An exact copy of the records is required, minus the pictures they hold.

+++++

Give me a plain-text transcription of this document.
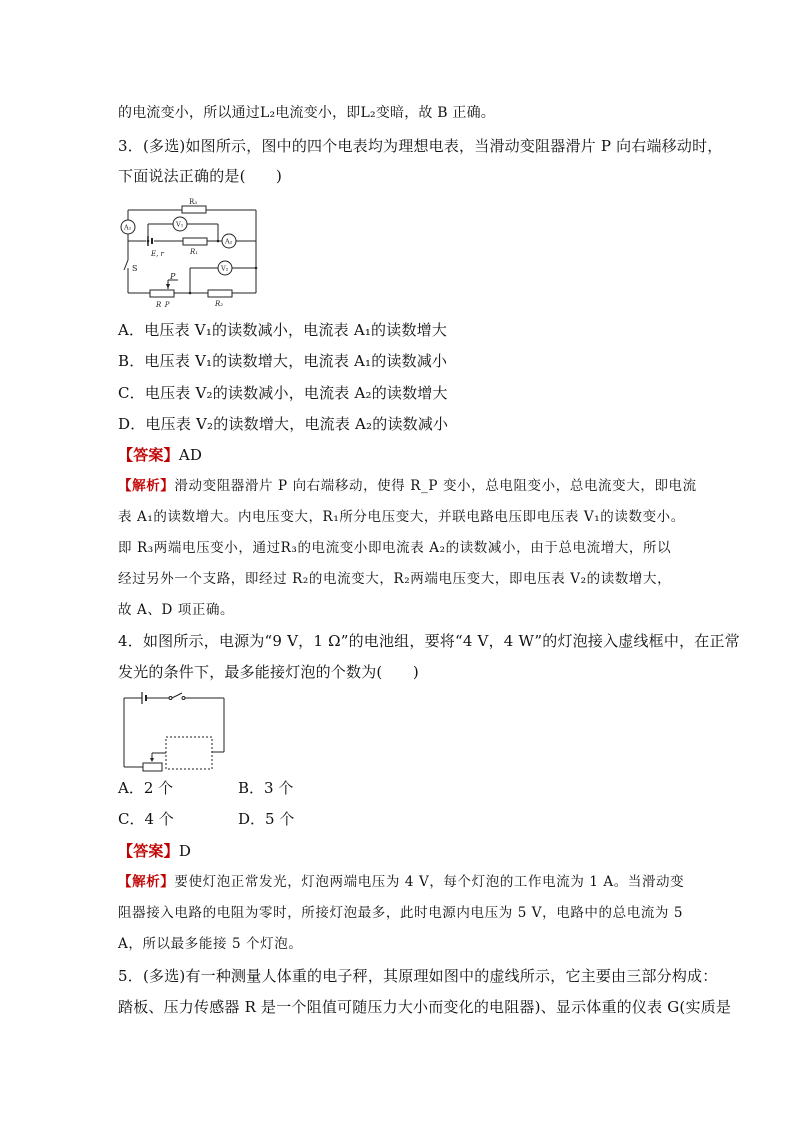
的电流变小，所以通过L₂电流变小，即L₂变暗，故 B 正确。
3．(多选)如图所示，图中的四个电表均为理想电表，当滑动变阻器滑片 P 向右端移动时，
下面说法正确的是(　　)
R₃
A₁	V₁
A₂
E, r	R₁
S	V₂
P
R_P	R₂
A．电压表 V₁的读数减小，电流表 A₁的读数增大
B．电压表 V₁的读数增大，电流表 A₁的读数减小
C．电压表 V₂的读数减小，电流表 A₂的读数增大
D．电压表 V₂的读数增大，电流表 A₂的读数减小
【答案】AD
【解析】滑动变阻器滑片 P 向右端移动，使得 R_P 变小，总电阻变小，总电流变大，即电流
表 A₁的读数增大。内电压变大，R₁所分电压变大，并联电路电压即电压表 V₁的读数变小。
即 R₃两端电压变小，通过R₃的电流变小即电流表 A₂的读数减小，由于总电流增大，所以
经过另外一个支路，即经过 R₂的电流变大，R₂两端电压变大，即电压表 V₂的读数增大，
故 A、D 项正确。
4．如图所示，电源为“9 V，1 Ω”的电池组，要将“4 V，4 W”的灯泡接入虚线框中，在正常
发光的条件下，最多能接灯泡的个数为(　　)
A．2 个	B．3 个
C．4 个	D．5 个
【答案】D
【解析】要使灯泡正常发光，灯泡两端电压为 4 V，每个灯泡的工作电流为 1 A。当滑动变
阻器接入电路的电阻为零时，所接灯泡最多，此时电源内电压为 5 V，电路中的总电流为 5
A，所以最多能接 5 个灯泡。
5．(多选)有一种测量人体重的电子秤，其原理如图中的虚线所示，它主要由三部分构成：
踏板、压力传感器 R 是一个阻值可随压力大小而变化的电阻器)、显示体重的仪表 G(实质是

+++++

**Correct response**.
Give me a plain-text transcription of this document.
的电流变小，所以通过L₂电流变小，即L₂变暗，故 B 正确。
3．(多选)如图所示，图中的四个电表均为理想电表，当滑动变阻器滑片 P 向右端移动时，
下面说法正确的是(　　)
R₃
A₁	V₁
A₂
E, r	R₁
S	V₂
P
R_P	R₂
A．电压表 V₁的读数减小，电流表 A₁的读数增大
B．电压表 V₁的读数增大，电流表 A₁的读数减小
C．电压表 V₂的读数减小，电流表 A₂的读数增大
D．电压表 V₂的读数增大，电流表 A₂的读数减小
【答案】AD
【解析】滑动变阻器滑片 P 向右端移动，使得 R_P 变小，总电阻变小，总电流变大，即电流
表 A₁的读数增大。内电压变大，R₁所分电压变大，并联电路电压即电压表 V₁的读数变小。
即 R₃两端电压变小，通过R₃的电流变小即电流表 A₂的读数减小，由于总电流增大，所以
经过另外一个支路，即经过 R₂的电流变大，R₂两端电压变大，即电压表 V₂的读数增大，
故 A、D 项正确。
4．如图所示，电源为“9 V，1 Ω”的电池组，要将“4 V，4 W”的灯泡接入虚线框中，在正常
发光的条件下，最多能接灯泡的个数为(　　)
A．2 个	B．3 个
C．4 个	D．5 个
【答案】D
【解析】要使灯泡正常发光，灯泡两端电压为 4 V，每个灯泡的工作电流为 1 A。当滑动变
阻器接入电路的电阻为零时，所接灯泡最多，此时电源内电压为 5 V，电路中的总电流为 5
A，所以最多能接 5 个灯泡。
5．(多选)有一种测量人体重的电子秤，其原理如图中的虚线所示，它主要由三部分构成：
踏板、压力传感器 R 是一个阻值可随压力大小而变化的电阻器)、显示体重的仪表 G(实质是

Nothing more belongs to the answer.